== Given records ==

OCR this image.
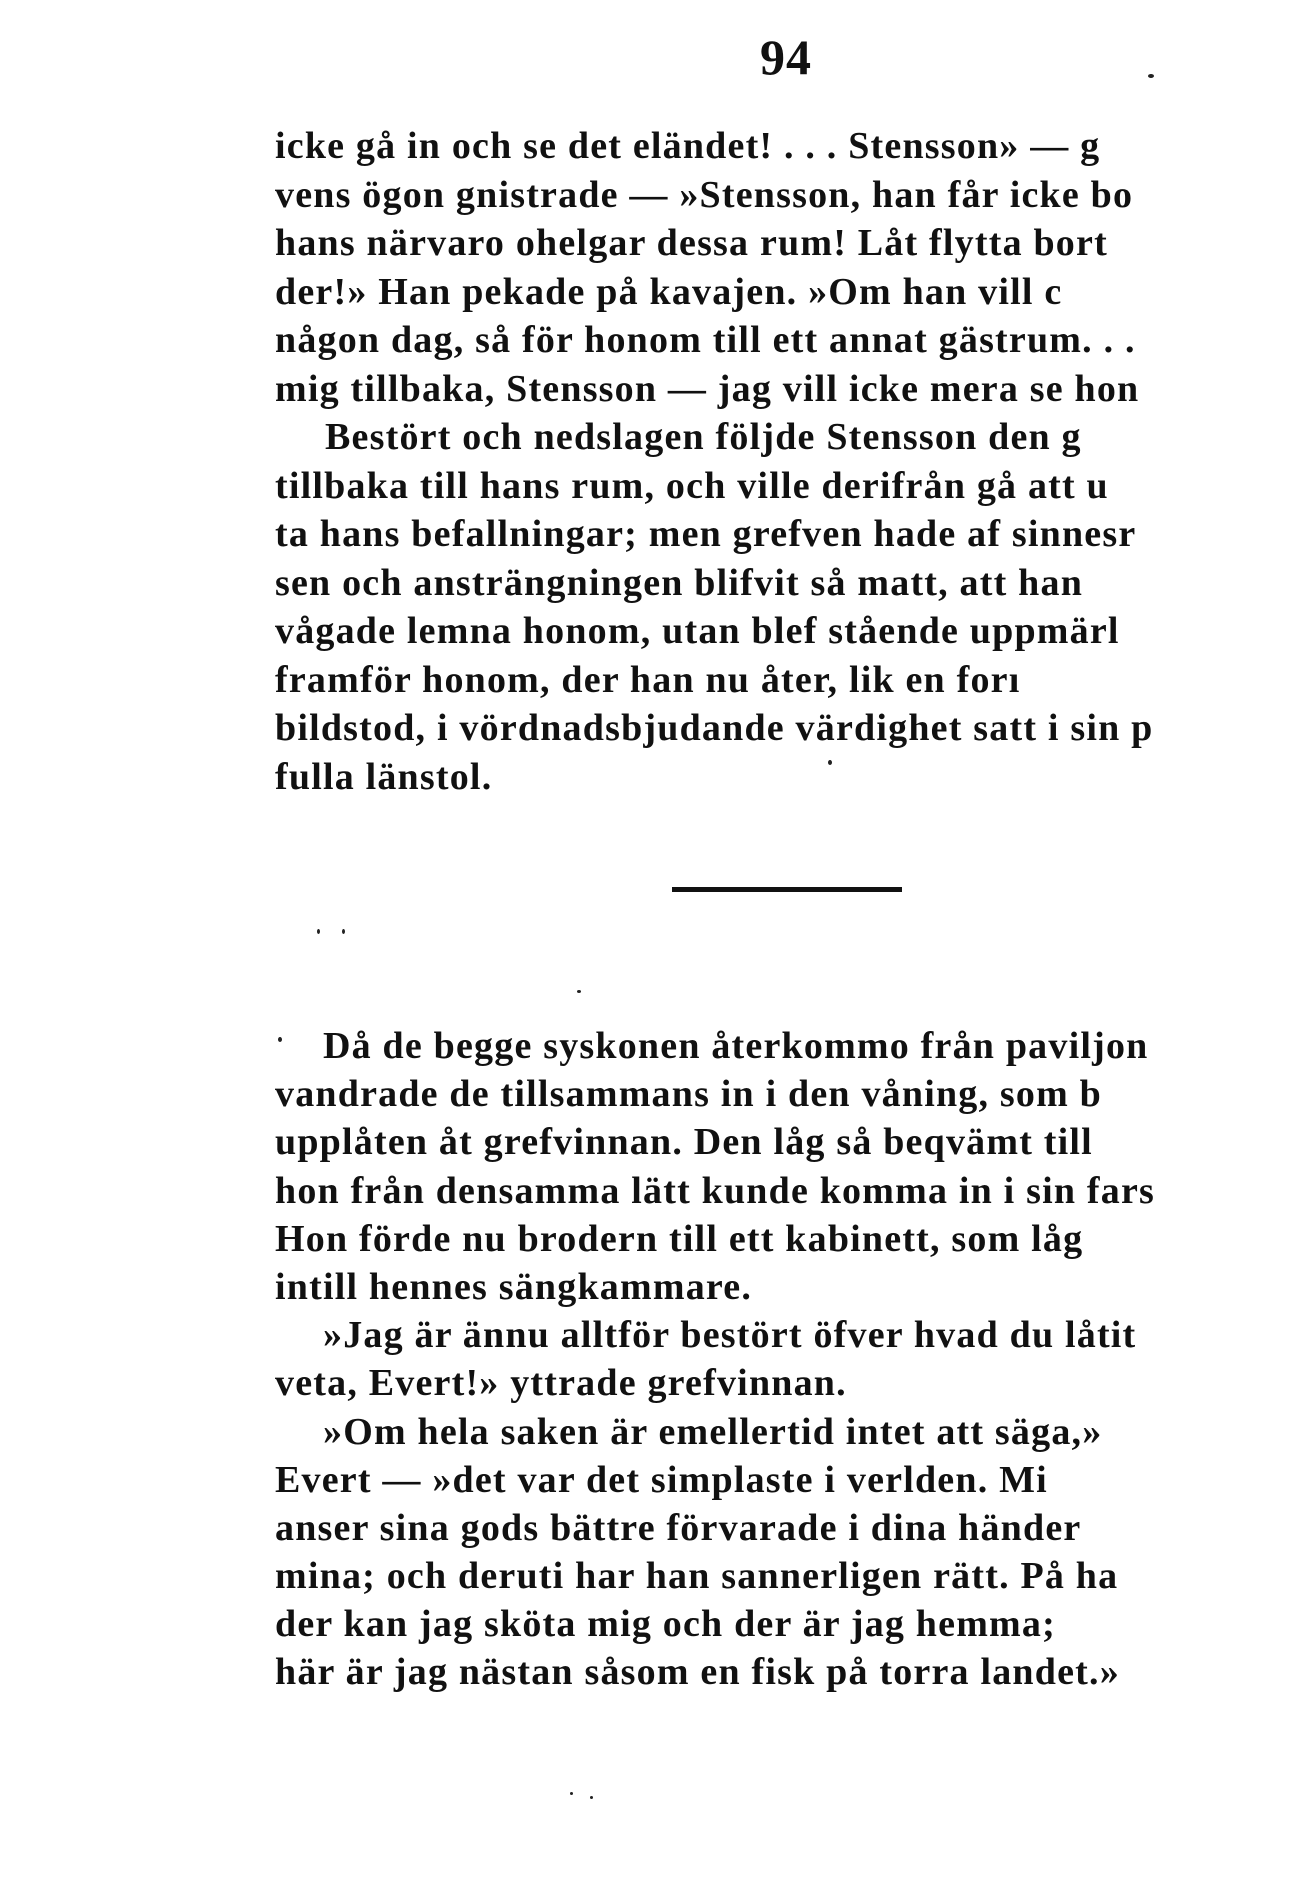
94
icke gå in och se det eländet! . . . Stensson» — g
vens ögon gnistrade — »Stensson, han får icke bo
hans närvaro ohelgar dessa rum! Låt flytta bort
der!» Han pekade på kavajen. »Om han vill c
någon dag, så för honom till ett annat gästrum. . .
mig tillbaka, Stensson — jag vill icke mera se hon
Bestört och nedslagen följde Stensson den g
tillbaka till hans rum, och ville derifrån gå att u
ta hans befallningar; men grefven hade af sinnesr
sen och ansträngningen blifvit så matt, att han
vågade lemna honom, utan blef stående uppmärl
framför honom, der han nu åter, lik en forı
bildstod, i vördnadsbjudande värdighet satt i sin p
fulla länstol.
Då de begge syskonen återkommo från paviljon
vandrade de tillsammans in i den våning, som b
upplåten åt grefvinnan. Den låg så beqvämt till
hon från densamma lätt kunde komma in i sin fars
Hon förde nu brodern till ett kabinett, som låg
intill hennes sängkammare.
»Jag är ännu alltför bestört öfver hvad du låtit
veta, Evert!» yttrade grefvinnan.
»Om hela saken är emellertid intet att säga,»
Evert — »det var det simplaste i verlden. Mi
anser sina gods bättre förvarade i dina händer
mina; och deruti har han sannerligen rätt. På ha
der kan jag sköta mig och der är jag hemma;
här är jag nästan såsom en fisk på torra landet.»
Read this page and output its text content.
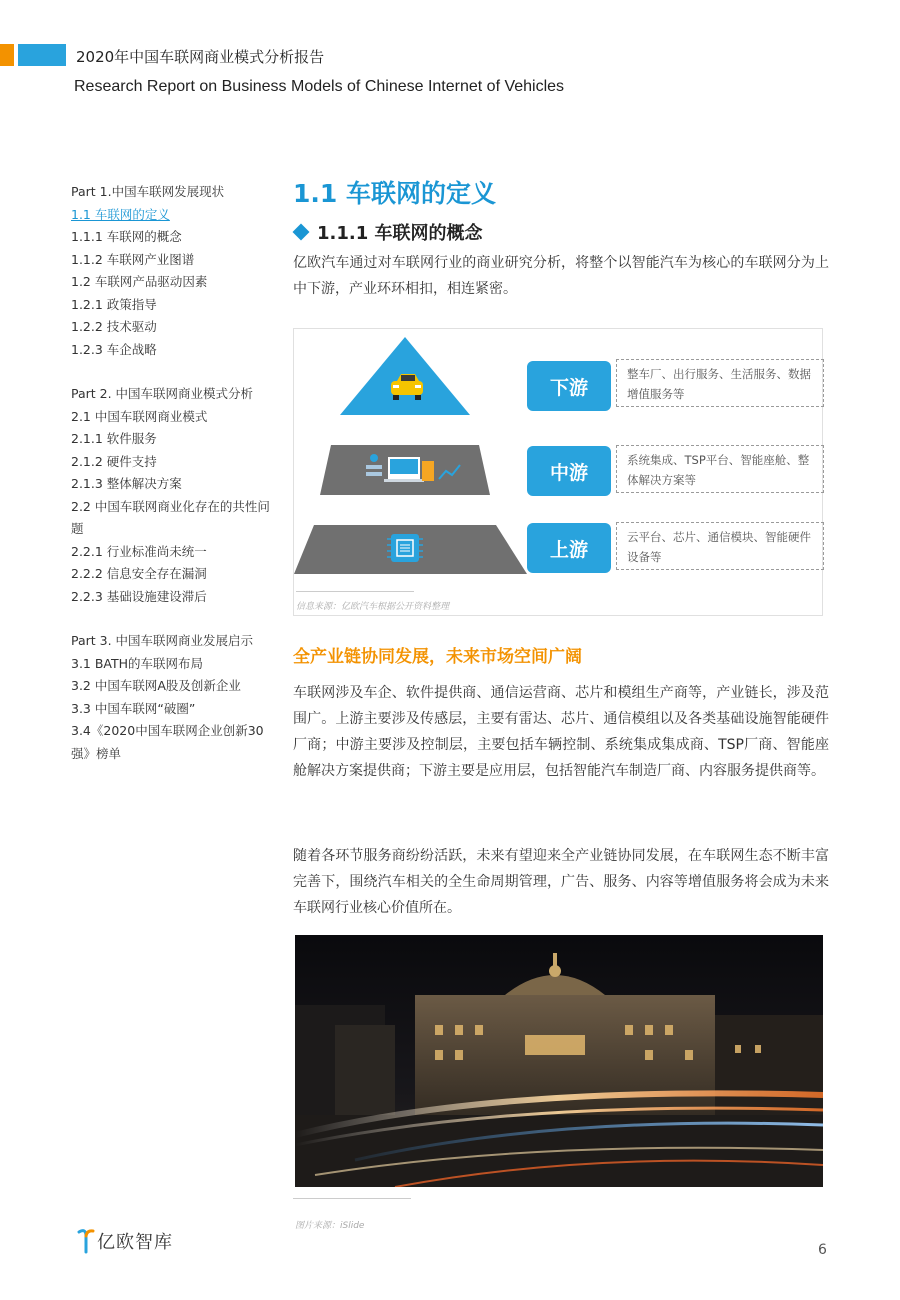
2020年中国车联网商业模式分析报告
Research Report on Business Models of Chinese Internet of Vehicles
Part 1.中国车联网发展现状
1.1 车联网的定义
1.1.1 车联网的概念
1.1.2 车联网产业图谱
1.2 车联网产品驱动因素
1.2.1 政策指导
1.2.2 技术驱动
1.2.3 车企战略
Part 2. 中国车联网商业模式分析
2.1 中国车联网商业模式
2.1.1 软件服务
2.1.2 硬件支持
2.1.3 整体解决方案
2.2 中国车联网商业化存在的共性问题
2.2.1 行业标准尚未统一
2.2.2 信息安全存在漏洞
2.2.3 基础设施建设滞后
Part 3. 中国车联网商业发展启示
3.1 BATH的车联网布局
3.2 中国车联网A股及创新企业
3.3 中国车联网“破圈”
3.4《2020中国车联网企业创新30强》榜单
1.1 车联网的定义
1.1.1 车联网的概念

亿欧汽车通过对车联网行业的商业研究分析，将整个以智能汽车为核心的车联网分为上中下游，产业环环相扣，相连紧密。

下游
整车厂、出行服务、生活服务、数据增值服务等
中游
系统集成、TSP平台、智能座舱、整体解决方案等
上游
云平台、芯片、通信模块、智能硬件设备等
信息来源：亿欧汽车根据公开资料整理
全产业链协同发展，未来市场空间广阔

车联网涉及车企、软件提供商、通信运营商、芯片和模组生产商等，产业链长，涉及范围广。上游主要涉及传感层，主要有雷达、芯片、通信模组以及各类基础设施智能硬件厂商；中游主要涉及控制层，主要包括车辆控制、系统集成集成商、TSP厂商、智能座舱解决方案提供商；下游主要是应用层，包括智能汽车制造厂商、内容服务提供商等。

随着各环节服务商纷纷活跃，未来有望迎来全产业链协同发展，在车联网生态不断丰富完善下，围绕汽车相关的全生命周期管理，广告、服务、内容等增值服务将会成为未来车联网行业核心价值所在。

图片来源：iSlide
亿欧智库	6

===

§ **Written problem**: Using the records above, gather all lines where the string "hans" is present.

§ **Task solution**:
hans närvaro ohelgar dessa rum! Låt flytta bort
tillbaka till hans rum, och ville derifrån gå att u
ta hans befallningar; men grefven hade af sinnesr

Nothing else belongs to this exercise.